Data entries
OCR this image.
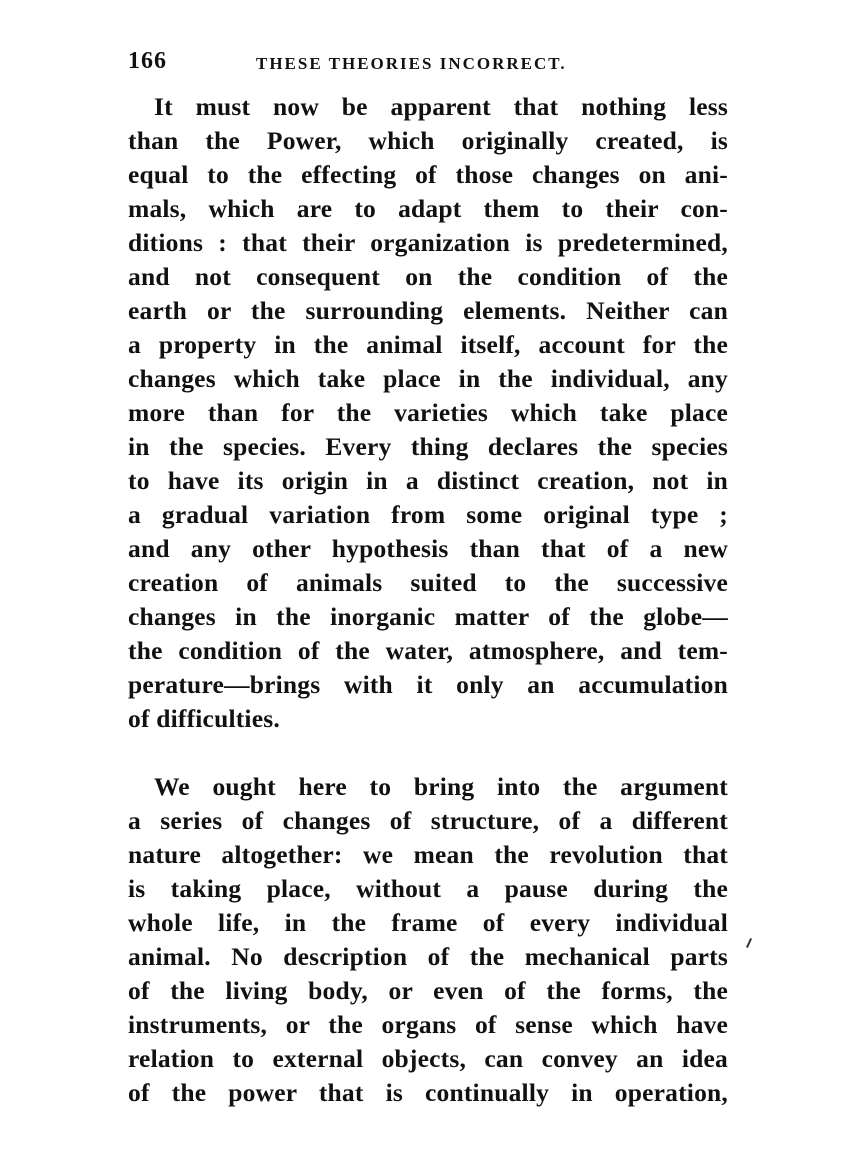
166	THESE THEORIES INCORRECT.

It must now be apparent that nothing less
than the Power, which originally created, is
equal to the effecting of those changes on ani-
mals, which are to adapt them to their con-
ditions : that their organization is predetermined,
and not consequent on the condition of the
earth or the surrounding elements. Neither can
a property in the animal itself, account for the
changes which take place in the individual, any
more than for the varieties which take place
in the species. Every thing declares the species
to have its origin in a distinct creation, not in
a gradual variation from some original type ;
and any other hypothesis than that of a new
creation of animals suited to the successive
changes in the inorganic matter of the globe—
the condition of the water, atmosphere, and tem-
perature—brings with it only an accumulation
of difficulties.

We ought here to bring into the argument
a series of changes of structure, of a different
nature altogether: we mean the revolution that
is taking place, without a pause during the
whole life, in the frame of every individual
animal. No description of the mechanical parts
of the living body, or even of the forms, the
instruments, or the organs of sense which have
relation to external objects, can convey an idea
of the power that is continually in operation,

Written instruction
Restate each entry word for word, please, but drop any images it holds.

Answer below
OCR this image.
166	THESE THEORIES INCORRECT.

It must now be apparent that nothing less
than the Power, which originally created, is
equal to the effecting of those changes on ani-
mals, which are to adapt them to their con-
ditions : that their organization is predetermined,
and not consequent on the condition of the
earth or the surrounding elements. Neither can
a property in the animal itself, account for the
changes which take place in the individual, any
more than for the varieties which take place
in the species. Every thing declares the species
to have its origin in a distinct creation, not in
a gradual variation from some original type ;
and any other hypothesis than that of a new
creation of animals suited to the successive
changes in the inorganic matter of the globe—
the condition of the water, atmosphere, and tem-
perature—brings with it only an accumulation
of difficulties.

We ought here to bring into the argument
a series of changes of structure, of a different
nature altogether: we mean the revolution that
is taking place, without a pause during the
whole life, in the frame of every individual
animal. No description of the mechanical parts
of the living body, or even of the forms, the
instruments, or the organs of sense which have
relation to external objects, can convey an idea
of the power that is continually in operation,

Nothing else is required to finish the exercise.